# Challenge:
Check every line below for the word "Roland" and give only the number of lines where it appears.

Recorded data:
* * * *

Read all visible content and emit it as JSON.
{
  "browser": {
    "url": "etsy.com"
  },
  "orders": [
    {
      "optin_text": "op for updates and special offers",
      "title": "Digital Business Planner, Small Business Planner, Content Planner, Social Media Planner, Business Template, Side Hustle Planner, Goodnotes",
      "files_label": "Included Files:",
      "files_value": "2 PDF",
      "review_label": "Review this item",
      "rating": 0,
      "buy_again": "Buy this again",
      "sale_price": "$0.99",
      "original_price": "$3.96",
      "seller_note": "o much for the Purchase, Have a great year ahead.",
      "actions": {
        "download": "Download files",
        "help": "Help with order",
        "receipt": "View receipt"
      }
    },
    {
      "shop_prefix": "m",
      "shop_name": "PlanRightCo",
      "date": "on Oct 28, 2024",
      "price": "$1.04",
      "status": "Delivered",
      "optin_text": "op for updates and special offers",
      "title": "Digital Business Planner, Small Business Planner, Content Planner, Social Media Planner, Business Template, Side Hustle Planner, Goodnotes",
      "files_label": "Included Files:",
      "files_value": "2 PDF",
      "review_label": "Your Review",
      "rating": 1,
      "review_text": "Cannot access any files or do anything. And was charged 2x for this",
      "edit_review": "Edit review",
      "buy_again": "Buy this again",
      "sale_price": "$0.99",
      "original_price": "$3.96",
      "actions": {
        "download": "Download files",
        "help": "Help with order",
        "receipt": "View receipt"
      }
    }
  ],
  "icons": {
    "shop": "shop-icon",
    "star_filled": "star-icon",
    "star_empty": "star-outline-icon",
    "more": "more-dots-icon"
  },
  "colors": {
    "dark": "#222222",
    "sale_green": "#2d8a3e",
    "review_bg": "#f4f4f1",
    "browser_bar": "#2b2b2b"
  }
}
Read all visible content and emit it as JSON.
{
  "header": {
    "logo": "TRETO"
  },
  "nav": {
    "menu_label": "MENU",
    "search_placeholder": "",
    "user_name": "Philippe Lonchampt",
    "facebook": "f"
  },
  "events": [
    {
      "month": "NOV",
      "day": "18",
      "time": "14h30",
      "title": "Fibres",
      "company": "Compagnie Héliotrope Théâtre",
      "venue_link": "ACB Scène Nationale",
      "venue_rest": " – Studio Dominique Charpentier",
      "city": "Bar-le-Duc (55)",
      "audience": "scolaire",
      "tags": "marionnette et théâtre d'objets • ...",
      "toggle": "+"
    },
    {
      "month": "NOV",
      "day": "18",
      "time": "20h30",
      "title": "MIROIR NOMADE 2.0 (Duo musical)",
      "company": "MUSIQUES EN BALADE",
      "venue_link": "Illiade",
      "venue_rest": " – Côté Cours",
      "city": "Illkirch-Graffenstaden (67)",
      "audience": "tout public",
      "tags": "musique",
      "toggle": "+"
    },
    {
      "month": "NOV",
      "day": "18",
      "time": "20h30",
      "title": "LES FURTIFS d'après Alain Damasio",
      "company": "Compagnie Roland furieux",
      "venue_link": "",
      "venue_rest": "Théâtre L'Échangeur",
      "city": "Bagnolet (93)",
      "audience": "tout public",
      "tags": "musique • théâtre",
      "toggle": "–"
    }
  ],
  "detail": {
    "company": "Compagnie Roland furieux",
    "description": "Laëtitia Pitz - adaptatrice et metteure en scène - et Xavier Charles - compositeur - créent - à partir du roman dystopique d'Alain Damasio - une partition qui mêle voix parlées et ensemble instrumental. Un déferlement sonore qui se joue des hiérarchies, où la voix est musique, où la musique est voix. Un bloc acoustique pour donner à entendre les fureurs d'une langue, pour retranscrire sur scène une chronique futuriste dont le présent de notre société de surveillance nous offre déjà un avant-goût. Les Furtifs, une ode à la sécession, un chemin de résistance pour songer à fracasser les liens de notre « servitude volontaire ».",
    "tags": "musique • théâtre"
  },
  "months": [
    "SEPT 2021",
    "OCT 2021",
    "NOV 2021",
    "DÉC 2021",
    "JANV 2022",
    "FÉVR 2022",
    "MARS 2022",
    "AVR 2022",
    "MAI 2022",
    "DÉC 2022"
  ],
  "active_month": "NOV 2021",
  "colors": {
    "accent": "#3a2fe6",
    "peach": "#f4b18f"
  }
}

* * * *

# Answer:
2